Every line of the data that contains the string "text" must be copied.
====== Recorded data ======
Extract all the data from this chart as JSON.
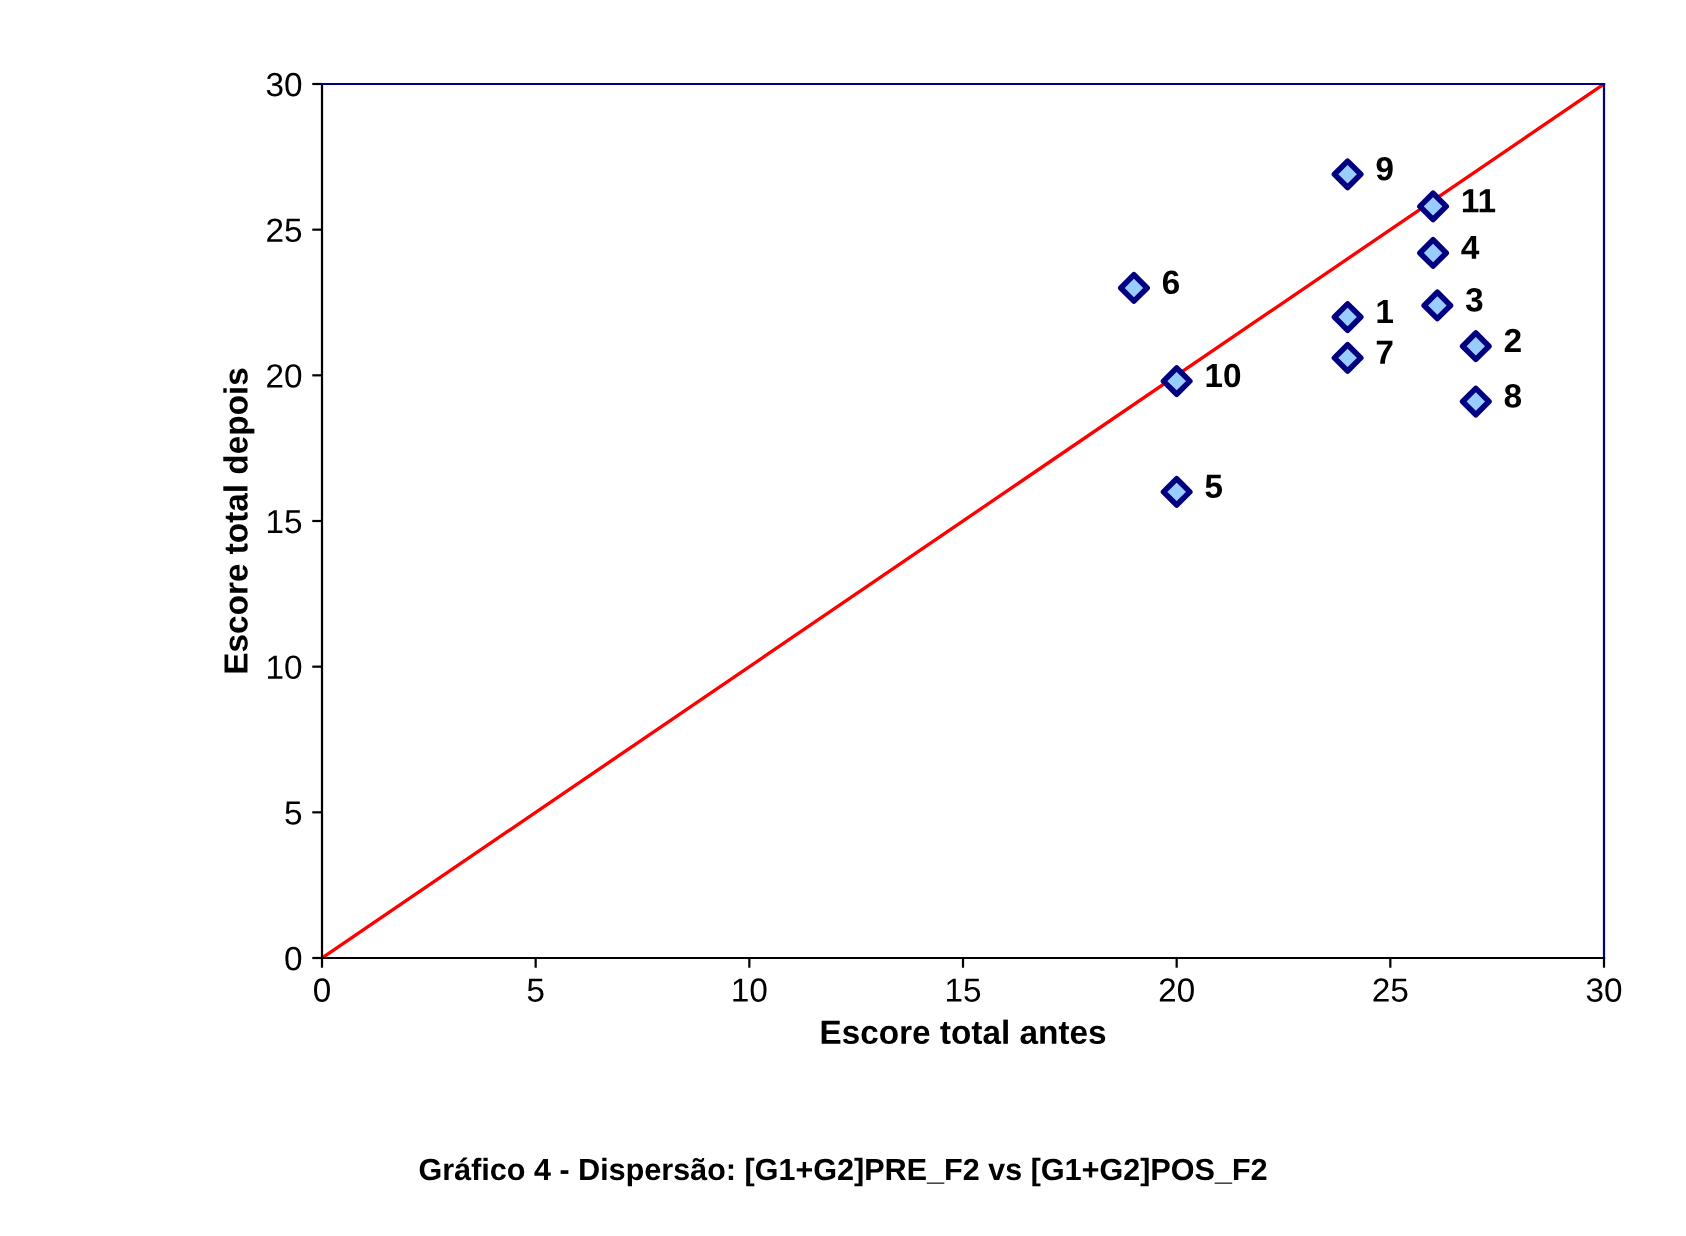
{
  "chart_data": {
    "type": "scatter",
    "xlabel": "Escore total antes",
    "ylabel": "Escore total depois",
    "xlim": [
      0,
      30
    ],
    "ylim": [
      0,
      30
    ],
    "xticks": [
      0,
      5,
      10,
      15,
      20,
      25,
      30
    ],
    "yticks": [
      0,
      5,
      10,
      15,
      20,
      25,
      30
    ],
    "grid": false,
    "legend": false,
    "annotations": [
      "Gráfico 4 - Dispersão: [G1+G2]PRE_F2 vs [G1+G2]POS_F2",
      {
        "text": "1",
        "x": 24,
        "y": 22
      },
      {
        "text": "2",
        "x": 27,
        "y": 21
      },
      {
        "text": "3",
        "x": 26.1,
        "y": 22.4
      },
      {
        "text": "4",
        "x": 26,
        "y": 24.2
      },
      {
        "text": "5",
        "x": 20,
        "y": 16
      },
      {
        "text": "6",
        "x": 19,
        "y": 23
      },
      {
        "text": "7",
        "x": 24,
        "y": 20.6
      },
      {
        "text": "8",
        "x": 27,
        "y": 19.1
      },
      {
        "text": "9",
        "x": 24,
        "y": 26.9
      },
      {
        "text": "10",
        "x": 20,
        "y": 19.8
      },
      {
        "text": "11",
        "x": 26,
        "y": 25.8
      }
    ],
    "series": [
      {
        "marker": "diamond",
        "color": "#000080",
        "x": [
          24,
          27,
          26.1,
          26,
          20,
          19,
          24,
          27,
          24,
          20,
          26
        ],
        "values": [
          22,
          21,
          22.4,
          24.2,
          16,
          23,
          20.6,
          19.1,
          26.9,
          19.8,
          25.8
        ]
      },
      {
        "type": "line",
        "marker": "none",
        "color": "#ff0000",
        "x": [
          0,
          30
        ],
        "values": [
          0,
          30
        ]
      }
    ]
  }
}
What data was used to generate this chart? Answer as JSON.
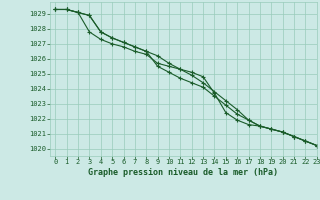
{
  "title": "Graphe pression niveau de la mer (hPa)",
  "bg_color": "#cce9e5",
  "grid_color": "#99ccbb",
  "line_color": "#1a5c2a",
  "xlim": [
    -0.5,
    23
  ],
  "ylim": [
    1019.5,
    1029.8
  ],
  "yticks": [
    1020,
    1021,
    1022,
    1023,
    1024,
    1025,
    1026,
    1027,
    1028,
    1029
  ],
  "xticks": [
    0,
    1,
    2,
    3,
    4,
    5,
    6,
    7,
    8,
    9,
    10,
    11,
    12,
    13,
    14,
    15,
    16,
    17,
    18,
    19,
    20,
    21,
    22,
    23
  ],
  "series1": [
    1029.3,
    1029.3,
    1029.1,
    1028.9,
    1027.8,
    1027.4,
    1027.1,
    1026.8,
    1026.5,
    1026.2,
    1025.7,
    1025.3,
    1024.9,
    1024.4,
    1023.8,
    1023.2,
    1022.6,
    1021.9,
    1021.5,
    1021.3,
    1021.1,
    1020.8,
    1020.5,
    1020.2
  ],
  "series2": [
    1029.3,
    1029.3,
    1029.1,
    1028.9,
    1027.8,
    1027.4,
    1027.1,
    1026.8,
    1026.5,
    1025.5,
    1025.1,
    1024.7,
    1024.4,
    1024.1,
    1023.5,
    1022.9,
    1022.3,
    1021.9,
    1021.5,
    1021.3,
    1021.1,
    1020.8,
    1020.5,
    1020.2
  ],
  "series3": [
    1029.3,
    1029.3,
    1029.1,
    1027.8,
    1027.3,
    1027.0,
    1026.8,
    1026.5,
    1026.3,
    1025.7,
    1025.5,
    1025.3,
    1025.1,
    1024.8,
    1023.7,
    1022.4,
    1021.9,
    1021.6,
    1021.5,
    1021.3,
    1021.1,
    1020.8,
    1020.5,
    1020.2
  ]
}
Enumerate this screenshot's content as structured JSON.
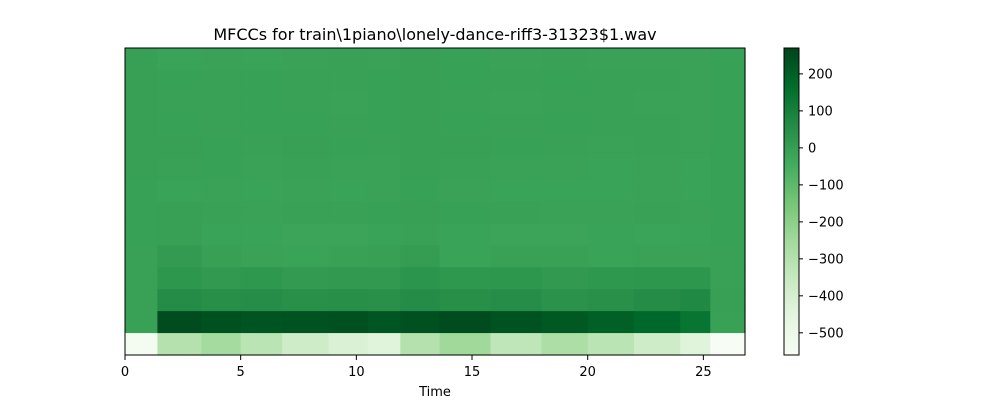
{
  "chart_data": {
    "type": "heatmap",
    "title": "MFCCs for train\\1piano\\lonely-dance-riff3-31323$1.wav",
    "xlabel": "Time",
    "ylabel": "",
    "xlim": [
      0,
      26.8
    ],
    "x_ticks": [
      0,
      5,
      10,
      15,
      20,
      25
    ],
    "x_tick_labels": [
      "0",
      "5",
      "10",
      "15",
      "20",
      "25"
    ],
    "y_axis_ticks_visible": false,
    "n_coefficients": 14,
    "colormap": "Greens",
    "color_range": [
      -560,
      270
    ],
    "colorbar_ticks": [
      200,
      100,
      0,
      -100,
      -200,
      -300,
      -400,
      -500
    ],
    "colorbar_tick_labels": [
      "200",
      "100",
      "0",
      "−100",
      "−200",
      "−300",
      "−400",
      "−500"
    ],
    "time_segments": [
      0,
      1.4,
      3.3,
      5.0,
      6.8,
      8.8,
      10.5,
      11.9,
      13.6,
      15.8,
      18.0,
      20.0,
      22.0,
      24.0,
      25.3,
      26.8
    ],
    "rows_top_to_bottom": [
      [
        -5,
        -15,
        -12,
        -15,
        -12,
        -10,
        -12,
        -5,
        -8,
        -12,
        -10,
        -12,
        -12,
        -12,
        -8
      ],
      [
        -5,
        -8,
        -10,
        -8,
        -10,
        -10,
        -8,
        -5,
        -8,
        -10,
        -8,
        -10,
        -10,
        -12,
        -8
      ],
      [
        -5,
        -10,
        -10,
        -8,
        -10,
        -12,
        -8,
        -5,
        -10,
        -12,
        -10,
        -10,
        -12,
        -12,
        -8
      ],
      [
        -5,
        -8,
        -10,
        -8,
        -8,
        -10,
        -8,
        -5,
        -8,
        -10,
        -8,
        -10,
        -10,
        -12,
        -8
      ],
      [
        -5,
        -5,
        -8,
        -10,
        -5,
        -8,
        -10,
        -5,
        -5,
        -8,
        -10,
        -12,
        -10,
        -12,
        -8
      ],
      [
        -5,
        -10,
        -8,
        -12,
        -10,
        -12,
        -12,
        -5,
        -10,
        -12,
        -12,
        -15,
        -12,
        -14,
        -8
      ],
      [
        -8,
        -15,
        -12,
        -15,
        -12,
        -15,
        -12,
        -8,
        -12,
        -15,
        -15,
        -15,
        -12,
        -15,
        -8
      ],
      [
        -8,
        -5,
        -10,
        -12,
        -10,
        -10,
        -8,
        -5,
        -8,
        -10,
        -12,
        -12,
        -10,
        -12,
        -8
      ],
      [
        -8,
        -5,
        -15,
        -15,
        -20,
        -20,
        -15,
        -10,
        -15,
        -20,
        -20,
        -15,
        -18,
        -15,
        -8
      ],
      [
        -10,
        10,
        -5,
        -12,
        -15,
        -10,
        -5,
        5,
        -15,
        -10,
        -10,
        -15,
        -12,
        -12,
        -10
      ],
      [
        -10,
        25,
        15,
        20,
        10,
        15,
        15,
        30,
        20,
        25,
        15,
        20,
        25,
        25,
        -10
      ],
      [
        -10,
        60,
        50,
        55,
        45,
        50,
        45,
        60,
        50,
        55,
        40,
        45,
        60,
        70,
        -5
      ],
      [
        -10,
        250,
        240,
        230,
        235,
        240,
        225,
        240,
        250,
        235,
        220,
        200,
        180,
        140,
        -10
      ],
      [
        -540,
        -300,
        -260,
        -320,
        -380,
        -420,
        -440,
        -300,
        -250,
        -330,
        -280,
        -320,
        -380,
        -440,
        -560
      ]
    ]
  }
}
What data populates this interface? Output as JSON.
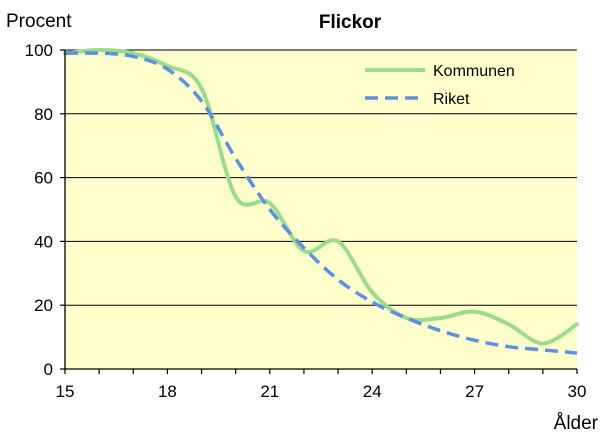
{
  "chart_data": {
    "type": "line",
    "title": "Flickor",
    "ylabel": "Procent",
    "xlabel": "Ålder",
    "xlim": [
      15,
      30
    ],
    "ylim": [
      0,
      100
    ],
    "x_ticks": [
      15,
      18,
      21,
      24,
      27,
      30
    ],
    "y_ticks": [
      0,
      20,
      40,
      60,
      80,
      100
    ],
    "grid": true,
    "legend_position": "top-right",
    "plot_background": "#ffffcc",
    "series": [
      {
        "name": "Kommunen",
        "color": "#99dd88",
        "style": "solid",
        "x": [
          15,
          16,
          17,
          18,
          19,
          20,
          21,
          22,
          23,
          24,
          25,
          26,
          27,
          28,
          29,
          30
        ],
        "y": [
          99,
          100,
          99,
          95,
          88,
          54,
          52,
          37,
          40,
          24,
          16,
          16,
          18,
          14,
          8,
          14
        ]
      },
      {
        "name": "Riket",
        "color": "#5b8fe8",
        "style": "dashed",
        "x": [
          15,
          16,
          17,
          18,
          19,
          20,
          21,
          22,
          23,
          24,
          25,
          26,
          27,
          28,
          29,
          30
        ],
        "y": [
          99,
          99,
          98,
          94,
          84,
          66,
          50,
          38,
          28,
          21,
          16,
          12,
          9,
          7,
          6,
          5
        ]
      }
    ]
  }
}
======
• _Answer for this exercise_:
        "text": "1",
        "text": "2",
        "text": "3",
        "text": "4",
        "text": "5",
        "text": "6",
        "text": "7",
        "text": "8",
        "text": "9",
        "text": "10",
        "text": "11",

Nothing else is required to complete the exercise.